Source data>
-- begin --
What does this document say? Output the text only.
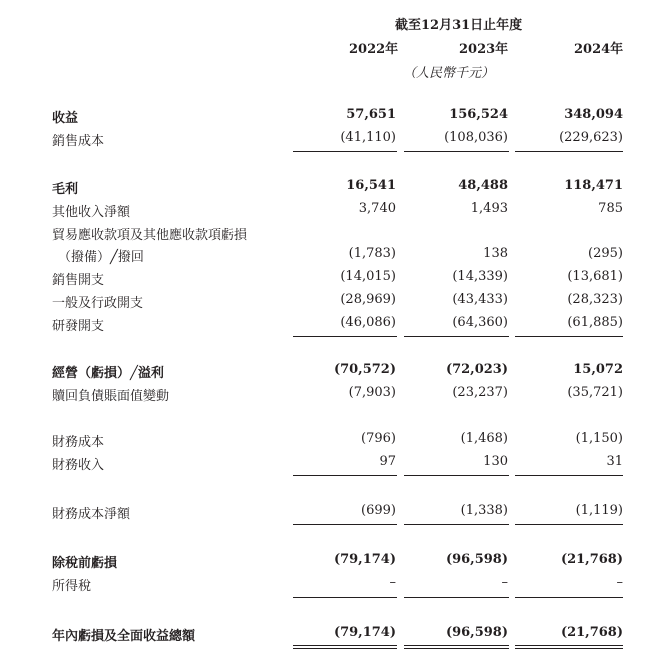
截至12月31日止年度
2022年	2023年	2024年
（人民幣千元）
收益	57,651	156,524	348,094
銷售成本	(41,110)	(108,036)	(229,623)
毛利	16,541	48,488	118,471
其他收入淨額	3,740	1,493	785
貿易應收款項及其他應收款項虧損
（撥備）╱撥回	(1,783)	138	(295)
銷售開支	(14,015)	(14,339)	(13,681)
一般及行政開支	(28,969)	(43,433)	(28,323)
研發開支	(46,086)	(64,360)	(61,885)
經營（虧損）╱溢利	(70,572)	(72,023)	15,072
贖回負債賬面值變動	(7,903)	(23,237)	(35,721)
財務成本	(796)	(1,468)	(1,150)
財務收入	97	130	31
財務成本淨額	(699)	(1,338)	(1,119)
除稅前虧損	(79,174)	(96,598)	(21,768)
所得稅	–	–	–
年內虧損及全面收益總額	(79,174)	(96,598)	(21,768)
-- end --
Directions> Set down the records in full and exactly. Do not carry over any image.

Problem solution>
What does this document say? Output the text only.
截至12月31日止年度
2022年	2023年	2024年
（人民幣千元）
收益	57,651	156,524	348,094
銷售成本	(41,110)	(108,036)	(229,623)
毛利	16,541	48,488	118,471
其他收入淨額	3,740	1,493	785
貿易應收款項及其他應收款項虧損
（撥備）╱撥回	(1,783)	138	(295)
銷售開支	(14,015)	(14,339)	(13,681)
一般及行政開支	(28,969)	(43,433)	(28,323)
研發開支	(46,086)	(64,360)	(61,885)
經營（虧損）╱溢利	(70,572)	(72,023)	15,072
贖回負債賬面值變動	(7,903)	(23,237)	(35,721)
財務成本	(796)	(1,468)	(1,150)
財務收入	97	130	31
財務成本淨額	(699)	(1,338)	(1,119)
除稅前虧損	(79,174)	(96,598)	(21,768)
所得稅	–	–	–
年內虧損及全面收益總額	(79,174)	(96,598)	(21,768)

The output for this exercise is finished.